* _EXERCISE PROMPT_
The lines to extract start at the one containing "Read this page and output its text content." and end with the last line; give them exactly and nothing more.

━━━━━ SOURCE RECORDS

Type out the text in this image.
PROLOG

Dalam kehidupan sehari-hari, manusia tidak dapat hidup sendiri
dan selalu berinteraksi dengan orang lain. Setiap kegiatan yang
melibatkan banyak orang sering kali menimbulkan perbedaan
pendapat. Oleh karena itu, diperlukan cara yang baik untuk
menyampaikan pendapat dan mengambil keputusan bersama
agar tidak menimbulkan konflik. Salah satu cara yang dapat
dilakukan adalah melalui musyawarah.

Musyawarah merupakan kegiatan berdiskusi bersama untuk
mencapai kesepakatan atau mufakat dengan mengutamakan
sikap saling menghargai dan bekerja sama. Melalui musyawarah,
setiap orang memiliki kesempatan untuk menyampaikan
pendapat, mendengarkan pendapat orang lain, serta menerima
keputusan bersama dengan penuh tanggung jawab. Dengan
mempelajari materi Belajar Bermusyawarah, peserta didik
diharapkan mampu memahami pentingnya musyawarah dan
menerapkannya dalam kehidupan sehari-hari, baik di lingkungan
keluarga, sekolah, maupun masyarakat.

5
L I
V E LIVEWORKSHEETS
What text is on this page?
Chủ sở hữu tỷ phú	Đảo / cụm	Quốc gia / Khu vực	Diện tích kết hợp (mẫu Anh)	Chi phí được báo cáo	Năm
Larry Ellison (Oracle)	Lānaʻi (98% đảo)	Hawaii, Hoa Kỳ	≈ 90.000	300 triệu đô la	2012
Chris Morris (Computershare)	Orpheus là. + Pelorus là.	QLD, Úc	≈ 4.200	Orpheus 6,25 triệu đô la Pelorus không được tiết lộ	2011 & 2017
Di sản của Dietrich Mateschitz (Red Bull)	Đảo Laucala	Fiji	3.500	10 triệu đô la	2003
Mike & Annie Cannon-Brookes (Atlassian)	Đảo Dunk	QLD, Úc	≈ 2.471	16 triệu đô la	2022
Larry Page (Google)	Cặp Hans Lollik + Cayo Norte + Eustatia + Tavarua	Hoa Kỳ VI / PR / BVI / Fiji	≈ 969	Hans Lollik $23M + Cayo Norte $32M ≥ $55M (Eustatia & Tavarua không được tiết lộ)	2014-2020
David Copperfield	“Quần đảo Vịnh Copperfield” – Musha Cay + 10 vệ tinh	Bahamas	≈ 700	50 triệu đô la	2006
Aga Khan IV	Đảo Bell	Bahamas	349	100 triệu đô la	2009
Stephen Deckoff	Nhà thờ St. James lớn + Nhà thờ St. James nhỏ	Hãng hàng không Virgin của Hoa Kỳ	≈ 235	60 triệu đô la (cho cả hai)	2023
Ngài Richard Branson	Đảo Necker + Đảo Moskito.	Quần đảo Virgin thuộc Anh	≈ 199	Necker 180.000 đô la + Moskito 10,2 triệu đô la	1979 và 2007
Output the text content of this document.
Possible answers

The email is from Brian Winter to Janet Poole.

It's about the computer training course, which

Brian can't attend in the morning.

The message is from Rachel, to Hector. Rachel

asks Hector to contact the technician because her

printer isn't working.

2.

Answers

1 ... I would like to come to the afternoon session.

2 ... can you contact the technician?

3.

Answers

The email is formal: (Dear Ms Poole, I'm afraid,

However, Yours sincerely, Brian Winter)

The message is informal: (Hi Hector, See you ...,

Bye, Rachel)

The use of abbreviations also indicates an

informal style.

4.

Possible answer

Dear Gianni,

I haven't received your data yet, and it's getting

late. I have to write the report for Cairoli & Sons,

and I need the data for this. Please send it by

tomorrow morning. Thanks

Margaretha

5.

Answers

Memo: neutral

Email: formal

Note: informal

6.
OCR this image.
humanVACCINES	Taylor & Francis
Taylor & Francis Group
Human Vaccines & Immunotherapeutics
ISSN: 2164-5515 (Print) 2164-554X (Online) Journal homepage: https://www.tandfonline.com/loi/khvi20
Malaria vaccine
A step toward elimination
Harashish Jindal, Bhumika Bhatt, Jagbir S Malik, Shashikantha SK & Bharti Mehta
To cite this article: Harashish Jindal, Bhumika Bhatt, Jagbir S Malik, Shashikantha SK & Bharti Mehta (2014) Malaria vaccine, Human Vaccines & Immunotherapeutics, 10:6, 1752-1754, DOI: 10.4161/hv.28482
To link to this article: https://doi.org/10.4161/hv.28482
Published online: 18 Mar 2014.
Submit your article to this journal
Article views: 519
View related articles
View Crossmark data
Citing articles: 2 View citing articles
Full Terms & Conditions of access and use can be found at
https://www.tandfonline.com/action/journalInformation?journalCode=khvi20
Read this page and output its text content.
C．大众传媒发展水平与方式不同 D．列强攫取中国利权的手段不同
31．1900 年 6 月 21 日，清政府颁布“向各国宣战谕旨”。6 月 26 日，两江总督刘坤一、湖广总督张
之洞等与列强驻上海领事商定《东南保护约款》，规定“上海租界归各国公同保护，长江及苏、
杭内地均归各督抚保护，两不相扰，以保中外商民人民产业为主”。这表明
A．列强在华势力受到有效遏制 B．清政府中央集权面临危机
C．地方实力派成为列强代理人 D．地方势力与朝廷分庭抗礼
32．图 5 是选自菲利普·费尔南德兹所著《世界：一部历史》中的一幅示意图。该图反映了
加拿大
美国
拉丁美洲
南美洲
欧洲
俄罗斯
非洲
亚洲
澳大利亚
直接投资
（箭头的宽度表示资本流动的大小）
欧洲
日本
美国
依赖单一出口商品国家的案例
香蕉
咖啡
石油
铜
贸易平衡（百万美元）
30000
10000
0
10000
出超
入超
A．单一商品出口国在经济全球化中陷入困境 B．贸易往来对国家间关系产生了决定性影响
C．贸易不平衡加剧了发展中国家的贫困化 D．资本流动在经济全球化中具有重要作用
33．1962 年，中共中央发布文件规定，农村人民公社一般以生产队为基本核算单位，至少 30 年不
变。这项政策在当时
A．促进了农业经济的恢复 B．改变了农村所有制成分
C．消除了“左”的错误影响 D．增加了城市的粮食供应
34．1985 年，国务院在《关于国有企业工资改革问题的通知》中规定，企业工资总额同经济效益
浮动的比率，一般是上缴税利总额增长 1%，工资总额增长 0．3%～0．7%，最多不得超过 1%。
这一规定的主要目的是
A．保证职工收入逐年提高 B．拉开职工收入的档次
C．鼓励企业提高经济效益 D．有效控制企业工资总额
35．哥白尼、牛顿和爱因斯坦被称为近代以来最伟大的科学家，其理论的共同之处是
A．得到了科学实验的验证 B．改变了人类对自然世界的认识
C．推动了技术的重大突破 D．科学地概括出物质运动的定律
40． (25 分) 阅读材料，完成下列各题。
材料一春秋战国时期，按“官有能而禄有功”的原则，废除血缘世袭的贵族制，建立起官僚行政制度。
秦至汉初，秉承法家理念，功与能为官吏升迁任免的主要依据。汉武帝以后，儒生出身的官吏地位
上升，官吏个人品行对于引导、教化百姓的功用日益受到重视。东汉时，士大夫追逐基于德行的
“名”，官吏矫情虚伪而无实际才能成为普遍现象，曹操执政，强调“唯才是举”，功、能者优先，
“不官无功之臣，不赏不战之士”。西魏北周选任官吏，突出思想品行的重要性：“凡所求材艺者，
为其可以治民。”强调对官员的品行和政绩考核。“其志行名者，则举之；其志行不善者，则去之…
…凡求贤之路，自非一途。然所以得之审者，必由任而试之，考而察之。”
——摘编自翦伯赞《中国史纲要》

━━━━━━━━━━

* _EXERCISE ANSWER_
Read this page and output its text content.
C．大众传媒发展水平与方式不同 D．列强攫取中国利权的手段不同
31．1900 年 6 月 21 日，清政府颁布“向各国宣战谕旨”。6 月 26 日，两江总督刘坤一、湖广总督张
之洞等与列强驻上海领事商定《东南保护约款》，规定“上海租界归各国公同保护，长江及苏、
杭内地均归各督抚保护，两不相扰，以保中外商民人民产业为主”。这表明
A．列强在华势力受到有效遏制 B．清政府中央集权面临危机
C．地方实力派成为列强代理人 D．地方势力与朝廷分庭抗礼
32．图 5 是选自菲利普·费尔南德兹所著《世界：一部历史》中的一幅示意图。该图反映了
加拿大
美国
拉丁美洲
南美洲
欧洲
俄罗斯
非洲
亚洲
澳大利亚
直接投资
（箭头的宽度表示资本流动的大小）
欧洲
日本
美国
依赖单一出口商品国家的案例
香蕉
咖啡
石油
铜
贸易平衡（百万美元）
30000
10000
0
10000
出超
入超
A．单一商品出口国在经济全球化中陷入困境 B．贸易往来对国家间关系产生了决定性影响
C．贸易不平衡加剧了发展中国家的贫困化 D．资本流动在经济全球化中具有重要作用
33．1962 年，中共中央发布文件规定，农村人民公社一般以生产队为基本核算单位，至少 30 年不
变。这项政策在当时
A．促进了农业经济的恢复 B．改变了农村所有制成分
C．消除了“左”的错误影响 D．增加了城市的粮食供应
34．1985 年，国务院在《关于国有企业工资改革问题的通知》中规定，企业工资总额同经济效益
浮动的比率，一般是上缴税利总额增长 1%，工资总额增长 0．3%～0．7%，最多不得超过 1%。
这一规定的主要目的是
A．保证职工收入逐年提高 B．拉开职工收入的档次
C．鼓励企业提高经济效益 D．有效控制企业工资总额
35．哥白尼、牛顿和爱因斯坦被称为近代以来最伟大的科学家，其理论的共同之处是
A．得到了科学实验的验证 B．改变了人类对自然世界的认识
C．推动了技术的重大突破 D．科学地概括出物质运动的定律
40． (25 分) 阅读材料，完成下列各题。
材料一春秋战国时期，按“官有能而禄有功”的原则，废除血缘世袭的贵族制，建立起官僚行政制度。
秦至汉初，秉承法家理念，功与能为官吏升迁任免的主要依据。汉武帝以后，儒生出身的官吏地位
上升，官吏个人品行对于引导、教化百姓的功用日益受到重视。东汉时，士大夫追逐基于德行的
“名”，官吏矫情虚伪而无实际才能成为普遍现象，曹操执政，强调“唯才是举”，功、能者优先，
“不官无功之臣，不赏不战之士”。西魏北周选任官吏，突出思想品行的重要性：“凡所求材艺者，
为其可以治民。”强调对官员的品行和政绩考核。“其志行名者，则举之；其志行不善者，则去之…
…凡求贤之路，自非一途。然所以得之审者，必由任而试之，考而察之。”
——摘编自翦伯赞《中国史纲要》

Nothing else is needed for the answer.